◆ **Task brief**: Extract all of the entries and give them again, word for word.

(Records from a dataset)
::::
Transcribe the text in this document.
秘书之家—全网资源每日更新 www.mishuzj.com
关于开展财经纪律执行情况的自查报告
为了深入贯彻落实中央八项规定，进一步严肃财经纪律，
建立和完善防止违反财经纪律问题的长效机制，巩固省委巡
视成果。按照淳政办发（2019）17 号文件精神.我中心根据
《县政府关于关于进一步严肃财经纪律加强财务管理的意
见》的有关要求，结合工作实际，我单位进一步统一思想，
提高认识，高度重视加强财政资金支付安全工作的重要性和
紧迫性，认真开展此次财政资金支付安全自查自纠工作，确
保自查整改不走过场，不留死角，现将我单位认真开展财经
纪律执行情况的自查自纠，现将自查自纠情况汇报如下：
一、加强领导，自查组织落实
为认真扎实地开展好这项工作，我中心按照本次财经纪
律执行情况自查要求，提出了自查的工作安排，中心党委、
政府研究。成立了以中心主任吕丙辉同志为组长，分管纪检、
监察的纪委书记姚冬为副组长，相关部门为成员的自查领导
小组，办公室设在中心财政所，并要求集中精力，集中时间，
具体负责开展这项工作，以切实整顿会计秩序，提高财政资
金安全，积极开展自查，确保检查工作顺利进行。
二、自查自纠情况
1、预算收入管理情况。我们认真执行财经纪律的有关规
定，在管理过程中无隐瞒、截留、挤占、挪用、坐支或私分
::::
◆ **Reply to the exercise**:
Transcribe the text in this document.
秘书之家—全网资源每日更新 www.mishuzj.com
关于开展财经纪律执行情况的自查报告
为了深入贯彻落实中央八项规定，进一步严肃财经纪律，
建立和完善防止违反财经纪律问题的长效机制，巩固省委巡
视成果。按照淳政办发（2019）17 号文件精神.我中心根据
《县政府关于关于进一步严肃财经纪律加强财务管理的意
见》的有关要求，结合工作实际，我单位进一步统一思想，
提高认识，高度重视加强财政资金支付安全工作的重要性和
紧迫性，认真开展此次财政资金支付安全自查自纠工作，确
保自查整改不走过场，不留死角，现将我单位认真开展财经
纪律执行情况的自查自纠，现将自查自纠情况汇报如下：
一、加强领导，自查组织落实
为认真扎实地开展好这项工作，我中心按照本次财经纪
律执行情况自查要求，提出了自查的工作安排，中心党委、
政府研究。成立了以中心主任吕丙辉同志为组长，分管纪检、
监察的纪委书记姚冬为副组长，相关部门为成员的自查领导
小组，办公室设在中心财政所，并要求集中精力，集中时间，
具体负责开展这项工作，以切实整顿会计秩序，提高财政资
金安全，积极开展自查，确保检查工作顺利进行。
二、自查自纠情况
1、预算收入管理情况。我们认真执行财经纪律的有关规
定，在管理过程中无隐瞒、截留、挤占、挪用、坐支或私分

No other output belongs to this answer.